Aim:
Identify all lines in the data containing the string "name". Copy them out.

Task input:

···

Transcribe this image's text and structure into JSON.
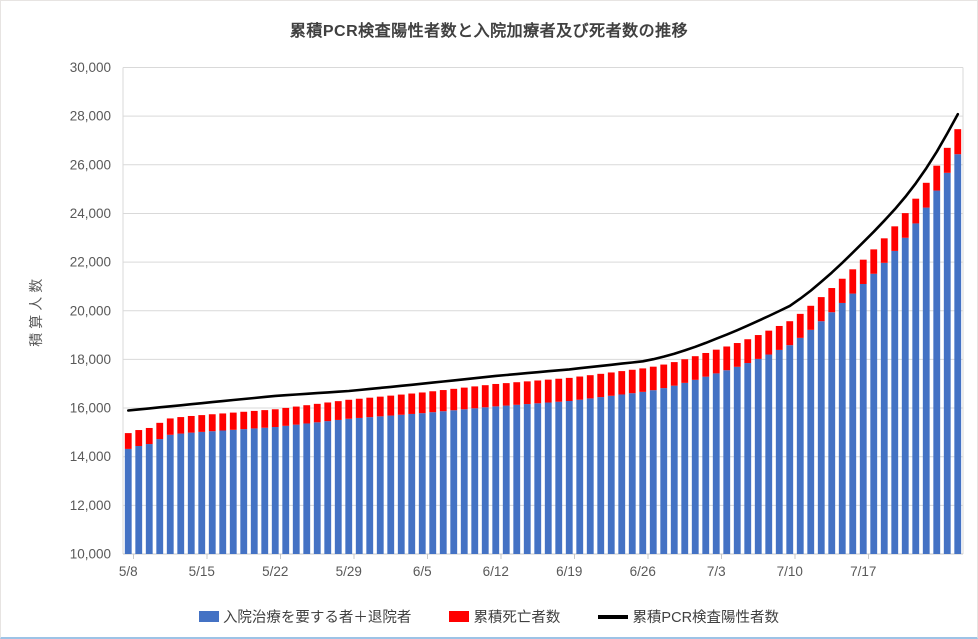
{
  "chart_data": {
    "type": "bar",
    "subtype": "stacked-bar-with-line",
    "title": "累積PCR検査陽性者数と入院加療者及び死者数の推移",
    "xlabel": "",
    "ylabel": "積算人数",
    "ylim": [
      10000,
      30000
    ],
    "ytick_step": 2000,
    "grid": true,
    "legend_position": "bottom",
    "y_tick_labels": [
      "10,000",
      "12,000",
      "14,000",
      "16,000",
      "18,000",
      "20,000",
      "22,000",
      "24,000",
      "26,000",
      "28,000",
      "30,000"
    ],
    "x_tick_labels": [
      "5/8",
      "5/15",
      "5/22",
      "5/29",
      "6/5",
      "6/12",
      "6/19",
      "6/26",
      "7/3",
      "7/10",
      "7/17"
    ],
    "x_label_interval": 7,
    "categories": [
      "5/8",
      "5/9",
      "5/10",
      "5/11",
      "5/12",
      "5/13",
      "5/14",
      "5/15",
      "5/16",
      "5/17",
      "5/18",
      "5/19",
      "5/20",
      "5/21",
      "5/22",
      "5/23",
      "5/24",
      "5/25",
      "5/26",
      "5/27",
      "5/28",
      "5/29",
      "5/30",
      "5/31",
      "6/1",
      "6/2",
      "6/3",
      "6/4",
      "6/5",
      "6/6",
      "6/7",
      "6/8",
      "6/9",
      "6/10",
      "6/11",
      "6/12",
      "6/13",
      "6/14",
      "6/15",
      "6/16",
      "6/17",
      "6/18",
      "6/19",
      "6/20",
      "6/21",
      "6/22",
      "6/23",
      "6/24",
      "6/25",
      "6/26",
      "6/27",
      "6/28",
      "6/29",
      "6/30",
      "7/1",
      "7/2",
      "7/3",
      "7/4",
      "7/5",
      "7/6",
      "7/7",
      "7/8",
      "7/9",
      "7/10",
      "7/11",
      "7/12",
      "7/13",
      "7/14",
      "7/15",
      "7/16",
      "7/17",
      "7/18",
      "7/19",
      "7/20",
      "7/21",
      "7/22",
      "7/23",
      "7/24",
      "7/25",
      "7/26"
    ],
    "series": [
      {
        "name": "入院治療を要する者＋退院者",
        "type": "bar",
        "stack": true,
        "color": "#4472C4",
        "values": [
          14320,
          14440,
          14520,
          14725,
          14900,
          14950,
          14990,
          15020,
          15049,
          15077,
          15106,
          15134,
          15163,
          15191,
          15220,
          15269,
          15317,
          15366,
          15414,
          15463,
          15511,
          15560,
          15593,
          15626,
          15659,
          15691,
          15724,
          15757,
          15790,
          15830,
          15870,
          15910,
          15950,
          15990,
          16030,
          16070,
          16101,
          16133,
          16164,
          16196,
          16227,
          16259,
          16290,
          16344,
          16397,
          16451,
          16504,
          16558,
          16611,
          16665,
          16735,
          16820,
          16920,
          17035,
          17160,
          17290,
          17425,
          17555,
          17695,
          17850,
          18020,
          18200,
          18390,
          18585,
          18885,
          19215,
          19570,
          19940,
          20320,
          20705,
          21100,
          21520,
          21970,
          22460,
          23000,
          23590,
          24240,
          24940,
          25670,
          26435
        ]
      },
      {
        "name": "累積死亡者数",
        "type": "bar",
        "stack": true,
        "color": "#FF0000",
        "values": [
          650,
          656,
          661,
          667,
          673,
          679,
          684,
          690,
          696,
          701,
          707,
          713,
          719,
          724,
          730,
          737,
          744,
          751,
          759,
          766,
          773,
          780,
          790,
          800,
          810,
          820,
          830,
          840,
          850,
          860,
          870,
          880,
          890,
          900,
          910,
          920,
          924,
          929,
          933,
          937,
          941,
          946,
          950,
          952,
          954,
          956,
          959,
          961,
          963,
          965,
          966,
          968,
          969,
          971,
          972,
          974,
          975,
          976,
          978,
          979,
          981,
          982,
          984,
          985,
          987,
          989,
          991,
          994,
          996,
          998,
          1000,
          1003,
          1007,
          1010,
          1013,
          1017,
          1020,
          1023,
          1027,
          1030
        ]
      },
      {
        "name": "累積PCR検査陽性者数",
        "type": "line",
        "color": "#000000",
        "values": [
          15900,
          15943,
          15986,
          16029,
          16071,
          16114,
          16157,
          16200,
          16243,
          16286,
          16329,
          16371,
          16414,
          16457,
          16500,
          16529,
          16557,
          16586,
          16614,
          16643,
          16671,
          16700,
          16743,
          16786,
          16829,
          16871,
          16914,
          16957,
          17000,
          17046,
          17091,
          17137,
          17183,
          17229,
          17274,
          17320,
          17359,
          17397,
          17436,
          17474,
          17513,
          17551,
          17590,
          17637,
          17684,
          17731,
          17779,
          17826,
          17873,
          17920,
          18010,
          18115,
          18235,
          18370,
          18520,
          18680,
          18850,
          19020,
          19200,
          19390,
          19585,
          19785,
          19990,
          20200,
          20500,
          20830,
          21190,
          21570,
          21970,
          22390,
          22820,
          23250,
          23700,
          24170,
          24680,
          25240,
          25860,
          26540,
          27290,
          28080
        ]
      }
    ],
    "colors": {
      "gridline": "#D9D9D9",
      "axis_line": "#C9C9C9",
      "tick_label": "#595959",
      "title_text": "#404040"
    }
  }
}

···

Solved problem:
        "name": "入院治療を要する者＋退院者",
        "name": "累積死亡者数",
        "name": "累積PCR検査陽性者数",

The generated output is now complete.